═══ Page excerpt
I have a 12" x 35" lathe but had a job last week for which I could have used that 16" machine. Just barely was able to handle it with my machine. If you have space for it that is a size just about every machinist would love to have. You may find that you'll also want to add a small machine to this at some future date. But, if this turns out to be a good machine at a good price, I'd buy it, especially if it is not just a bare machine with no tooling.


----------



## Chipper5783 (Sep 23, 2018)

Since you already know the price, the condition, tooling attachments and your own set up (space, power and moving) will determine whether it is a good deal or not.  I would not be too concerned about this machine being inherently more dangerous for a beginner.  Any lathe can do a person some very serious damage.  A 12" swing, 1 HP, belt drive machine can cause sever injury.  That 16" 7.5 HP gear jammer is to be treated with respect - like every other shop tool.  The Summit machine probably has a foot brake (IMO a desirable, but not critical safety feature), while many of the smaller machines do not.

It is true that larger machines have more expensive accessories, hence the reason that how well dressed it is become important in the decision.  The speed range noted above is also a good point.  It appears that machine is about 25-1800 rpm.  Of course there are applications where a higher speed is desirable.  I'm generally working fairly small components, I rarely go over 1000 rpm on my 15" machine or 1250 rpm on my 11" machine (they are capable of 2000 and 2500 respectively).  However, I find the low speed much more useful - my 15" only goes down to 45 rpm and a lower speed would be nice (the 11" machine will go down to 30 rpm, which is great).
══════
═══ Data records
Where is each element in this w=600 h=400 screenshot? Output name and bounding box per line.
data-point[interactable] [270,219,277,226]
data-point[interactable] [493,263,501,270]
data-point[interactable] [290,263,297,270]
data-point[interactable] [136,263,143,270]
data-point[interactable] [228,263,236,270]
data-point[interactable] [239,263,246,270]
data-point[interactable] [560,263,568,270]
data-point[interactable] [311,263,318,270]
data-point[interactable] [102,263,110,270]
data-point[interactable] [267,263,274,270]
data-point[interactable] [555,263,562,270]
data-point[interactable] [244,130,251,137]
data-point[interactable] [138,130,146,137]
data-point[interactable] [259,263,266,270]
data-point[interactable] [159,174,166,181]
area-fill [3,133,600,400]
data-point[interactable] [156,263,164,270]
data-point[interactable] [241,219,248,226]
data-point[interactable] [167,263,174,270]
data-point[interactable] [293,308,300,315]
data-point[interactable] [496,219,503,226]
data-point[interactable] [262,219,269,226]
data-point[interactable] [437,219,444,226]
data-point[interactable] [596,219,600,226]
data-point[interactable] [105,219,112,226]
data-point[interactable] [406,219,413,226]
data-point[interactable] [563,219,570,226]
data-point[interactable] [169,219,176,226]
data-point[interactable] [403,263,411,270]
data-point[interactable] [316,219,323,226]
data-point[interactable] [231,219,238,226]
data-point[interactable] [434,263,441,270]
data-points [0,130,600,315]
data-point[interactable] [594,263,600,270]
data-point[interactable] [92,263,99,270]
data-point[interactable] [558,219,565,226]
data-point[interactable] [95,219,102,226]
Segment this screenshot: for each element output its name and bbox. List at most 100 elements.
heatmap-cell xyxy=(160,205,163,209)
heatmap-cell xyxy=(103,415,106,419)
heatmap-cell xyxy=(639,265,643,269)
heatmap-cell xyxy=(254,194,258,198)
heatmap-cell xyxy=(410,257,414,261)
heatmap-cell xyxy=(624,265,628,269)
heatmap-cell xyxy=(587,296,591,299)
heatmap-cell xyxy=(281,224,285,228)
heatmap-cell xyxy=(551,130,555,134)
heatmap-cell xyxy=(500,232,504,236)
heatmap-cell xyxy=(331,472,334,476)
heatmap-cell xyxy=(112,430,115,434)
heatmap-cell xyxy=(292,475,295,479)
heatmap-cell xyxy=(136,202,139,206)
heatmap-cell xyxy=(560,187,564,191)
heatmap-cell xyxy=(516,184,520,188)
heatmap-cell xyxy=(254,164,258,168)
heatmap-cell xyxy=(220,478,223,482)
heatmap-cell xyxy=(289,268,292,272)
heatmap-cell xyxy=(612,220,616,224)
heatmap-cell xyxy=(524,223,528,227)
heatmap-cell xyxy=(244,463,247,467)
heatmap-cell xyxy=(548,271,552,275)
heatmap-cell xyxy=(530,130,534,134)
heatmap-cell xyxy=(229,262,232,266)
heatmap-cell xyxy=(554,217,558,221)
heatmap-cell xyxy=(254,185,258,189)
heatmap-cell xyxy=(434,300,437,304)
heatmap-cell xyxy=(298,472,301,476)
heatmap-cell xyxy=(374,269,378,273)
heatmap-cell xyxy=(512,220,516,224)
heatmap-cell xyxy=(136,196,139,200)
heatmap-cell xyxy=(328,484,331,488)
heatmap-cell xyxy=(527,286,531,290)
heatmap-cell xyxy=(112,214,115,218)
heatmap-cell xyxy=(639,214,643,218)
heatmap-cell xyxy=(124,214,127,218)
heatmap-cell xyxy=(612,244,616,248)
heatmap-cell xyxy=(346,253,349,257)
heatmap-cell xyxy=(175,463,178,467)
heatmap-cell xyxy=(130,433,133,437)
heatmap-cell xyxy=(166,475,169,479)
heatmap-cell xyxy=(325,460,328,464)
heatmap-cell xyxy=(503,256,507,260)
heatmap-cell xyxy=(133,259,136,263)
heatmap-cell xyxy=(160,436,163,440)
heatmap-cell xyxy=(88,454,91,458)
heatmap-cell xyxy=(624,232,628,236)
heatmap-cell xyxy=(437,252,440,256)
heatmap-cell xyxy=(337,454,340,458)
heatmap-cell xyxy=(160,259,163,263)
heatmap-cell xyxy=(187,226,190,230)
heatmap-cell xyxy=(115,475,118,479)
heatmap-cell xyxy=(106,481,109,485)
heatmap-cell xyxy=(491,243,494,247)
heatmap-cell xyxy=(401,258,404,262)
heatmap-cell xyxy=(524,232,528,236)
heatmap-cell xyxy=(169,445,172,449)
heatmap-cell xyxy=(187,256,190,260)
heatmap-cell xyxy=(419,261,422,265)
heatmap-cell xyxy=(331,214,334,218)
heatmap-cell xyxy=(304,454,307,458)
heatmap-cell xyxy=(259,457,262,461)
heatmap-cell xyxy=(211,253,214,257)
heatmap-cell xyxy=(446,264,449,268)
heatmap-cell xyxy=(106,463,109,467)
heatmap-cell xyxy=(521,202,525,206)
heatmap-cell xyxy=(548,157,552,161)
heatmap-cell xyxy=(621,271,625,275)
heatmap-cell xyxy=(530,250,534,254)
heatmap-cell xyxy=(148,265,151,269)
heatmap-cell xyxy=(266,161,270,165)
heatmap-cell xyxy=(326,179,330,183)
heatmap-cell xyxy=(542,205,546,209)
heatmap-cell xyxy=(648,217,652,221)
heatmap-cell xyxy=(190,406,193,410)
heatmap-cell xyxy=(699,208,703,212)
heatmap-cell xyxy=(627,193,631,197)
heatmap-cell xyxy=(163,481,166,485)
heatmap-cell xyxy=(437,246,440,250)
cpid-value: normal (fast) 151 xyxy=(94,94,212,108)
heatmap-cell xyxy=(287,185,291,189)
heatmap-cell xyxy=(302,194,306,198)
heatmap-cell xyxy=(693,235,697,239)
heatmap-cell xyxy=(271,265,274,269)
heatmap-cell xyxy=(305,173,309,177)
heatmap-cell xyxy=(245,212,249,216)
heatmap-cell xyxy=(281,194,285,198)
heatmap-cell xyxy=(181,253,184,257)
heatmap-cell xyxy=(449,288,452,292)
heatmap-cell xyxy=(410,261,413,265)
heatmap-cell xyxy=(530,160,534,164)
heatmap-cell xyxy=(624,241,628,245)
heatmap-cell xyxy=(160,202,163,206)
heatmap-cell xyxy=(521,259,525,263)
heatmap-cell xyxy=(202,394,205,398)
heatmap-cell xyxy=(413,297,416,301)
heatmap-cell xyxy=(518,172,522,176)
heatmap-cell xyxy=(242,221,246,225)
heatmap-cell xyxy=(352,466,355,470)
══════
- **Instructions to follow**: Copy the lathe forum excerpt word for word, from "## Chipper5783 (Sep" to "machines do not.".

- **Full answer**:
## Chipper5783 (Sep 23, 2018)

Since you already know the price, the condition, tooling attachments and your own set up (space, power and moving) will determine whether it is a good deal or not.  I would not be too concerned about this machine being inherently more dangerous for a beginner.  Any lathe can do a person some very serious damage.  A 12" swing, 1 HP, belt drive machine can cause sever injury.  That 16" 7.5 HP gear jammer is to be treated with respect - like every other shop tool.  The Summit machine probably has a foot brake (IMO a desirable, but not critical safety feature), while many of the smaller machines do not.